In the listing below, identify each line with the word "name" and return those lines.

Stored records
++++++

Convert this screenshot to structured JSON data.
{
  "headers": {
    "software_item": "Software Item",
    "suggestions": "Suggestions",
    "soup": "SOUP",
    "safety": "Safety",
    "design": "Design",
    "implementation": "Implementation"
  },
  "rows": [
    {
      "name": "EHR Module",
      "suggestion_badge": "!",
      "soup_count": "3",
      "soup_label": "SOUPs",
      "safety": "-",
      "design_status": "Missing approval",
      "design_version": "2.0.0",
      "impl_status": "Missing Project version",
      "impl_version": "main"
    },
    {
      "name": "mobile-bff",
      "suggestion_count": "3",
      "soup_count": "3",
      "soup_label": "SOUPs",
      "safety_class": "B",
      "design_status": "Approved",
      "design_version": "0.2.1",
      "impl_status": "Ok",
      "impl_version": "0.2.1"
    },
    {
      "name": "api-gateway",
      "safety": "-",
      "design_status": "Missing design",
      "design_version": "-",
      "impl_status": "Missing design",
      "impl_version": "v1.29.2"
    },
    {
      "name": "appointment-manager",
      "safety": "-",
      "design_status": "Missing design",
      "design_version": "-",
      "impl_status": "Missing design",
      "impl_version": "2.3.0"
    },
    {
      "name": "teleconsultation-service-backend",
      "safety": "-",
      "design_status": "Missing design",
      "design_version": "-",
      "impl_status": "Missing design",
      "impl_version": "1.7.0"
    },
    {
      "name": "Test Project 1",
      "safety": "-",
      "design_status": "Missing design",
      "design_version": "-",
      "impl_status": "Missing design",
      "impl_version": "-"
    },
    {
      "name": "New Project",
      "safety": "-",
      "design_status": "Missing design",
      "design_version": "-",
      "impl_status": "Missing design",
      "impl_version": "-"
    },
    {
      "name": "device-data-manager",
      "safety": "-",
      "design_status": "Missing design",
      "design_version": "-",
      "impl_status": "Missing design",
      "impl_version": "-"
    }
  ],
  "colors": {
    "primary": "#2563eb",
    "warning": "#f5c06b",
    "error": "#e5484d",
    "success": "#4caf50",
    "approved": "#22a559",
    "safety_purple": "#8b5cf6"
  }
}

++++++

■ **The output**:
      "name": "EHR Module",
      "name": "mobile-bff",
      "name": "api-gateway",
      "name": "appointment-manager",
      "name": "teleconsultation-service-backend",
      "name": "Test Project 1",
      "name": "New Project",
      "name": "device-data-manager",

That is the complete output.